— START OF Document extract —

Not at all content with the doctor’s advice, Marek’s mother took him to their local church and prayed before the altar of Our Lady. She made a deal with Mary, “You heal him, you can take him.”
A while after, Marek recovered and the details of these events began to fade from his mother’s memory, until God called them back to the front of her mind when Marek most needed to hear them. It was late in Marek’s vocation, but it was still the right time — God’s time — for him to hear this story. Here was the confirmation that he was on the right path; God the Father was calling him to be a priest.
Fr Marek knew at the time, ‘This is not about me.’ God speaks to each of us in different ways. HE knows which ways to speak to us that we can understand, individually. Listening to some details of your life, you will see clearly where God is calling you. God can speak through other people. Pay attention to things that are repeated: phrases, events, conversations, and so on. It is not always some big message or big trumpet blast; God speaks to us simply, in the ways that He alone knows that we can understand.
For example, Fr Marek’s Vocation to be a Missionary.
When he was walking through a high school as a Year 9 student, out of the corner of his eye he noticed a poster for the Geographic Department and that was a small photo showing somewhere in Oceania, he couldn’t recall where exactly. And in that moment, it came to him, “Okay, I am going to be a missionary.”
God used something I would understand, he said. Something as simple as that photo.
Later, it came to his heart that he was to go to Papua New Guinea. There was no warning, he had no prior ideas about it, this was God calling him again to where he should go.
Priests that Marek knew, and his own fellow seminarians, told him that becoming a missionary would not be so easy. Their bishop was not one to let go of freshly ordained seminarians, Marek may have to wait a year or two before the bishop would be willing to let him go on mission work. Marek was not fazed; he knew that he was going to be a missionary.
Every time that the bishop came to visit and talk with the seminarians during their years of formation, Marek would say to the bishop, Bishop, “I am going to Papua New Guinea to be a missionary.”

— END OF Document extract —

> **Required task**
In the excerpt about Fr Marek's vocation, what did he notice as a Year 9 student that led him to decide he would be a missionary?

— START OF Provided material —

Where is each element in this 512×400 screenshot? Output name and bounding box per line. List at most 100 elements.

— END OF Provided material —

> **Response for this exercise**
A poster for the Geographic Department with a small photo showing somewhere in Oceania.